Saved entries
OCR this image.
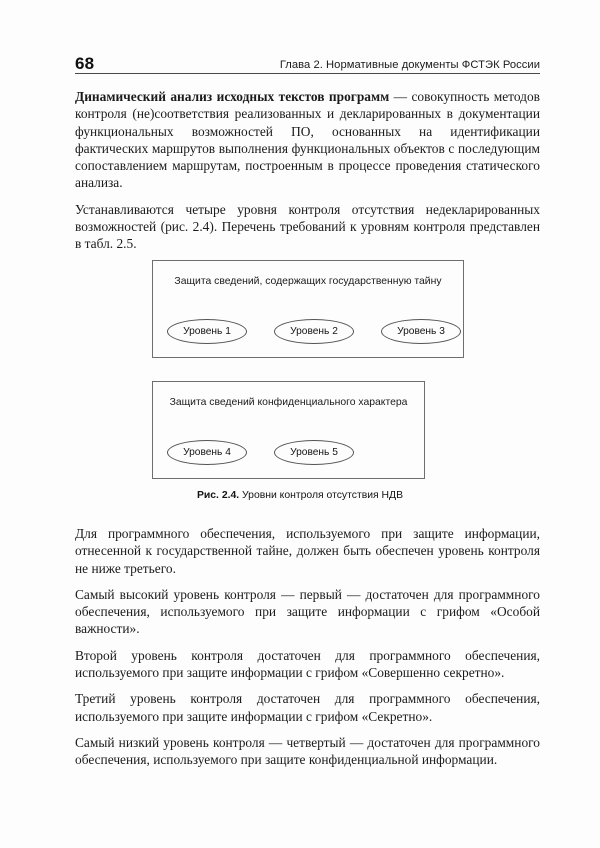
68	Глава 2. Нормативные документы ФСТЭК России

Динамический анализ исходных текстов программ — совокупность методов контроля (не)соответствия реализованных и декларированных в документации функциональных возможностей ПО, основанных на идентификации фактических маршрутов выполнения функциональных объектов с последующим сопоставлением маршрутам, построенным в процессе проведения статического анализа.

Устанавливаются четыре уровня контроля отсутствия недекларированных возможностей (рис. 2.4). Перечень требований к уровням контроля представлен в табл. 2.5.

Защита сведений, содержащих государственную тайну
Уровень 1	Уровень 2	Уровень 3
Защита сведений конфиденциального характера
Уровень 4	Уровень 5
Рис. 2.4. Уровни контроля отсутствия НДВ

Для программного обеспечения, используемого при защите информации, отнесенной к государственной тайне, должен быть обеспечен уровень контроля не ниже третьего.

Самый высокий уровень контроля — первый — достаточен для программного обеспечения, используемого при защите информации с грифом «Особой важности».

Второй уровень контроля достаточен для программного обеспечения, используемого при защите информации с грифом «Совершенно секретно».

Третий уровень контроля достаточен для программного обеспечения, используемого при защите информации с грифом «Секретно».

Самый низкий уровень контроля — четвертый — достаточен для программного обеспечения, используемого при защите конфиденциальной информации.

= Exercise prompt =
Read the lines above. Gather those in which the string "сведений" is found.

= Written answer =
Защита сведений, содержащих государственную тайну
Защита сведений конфиденциального характера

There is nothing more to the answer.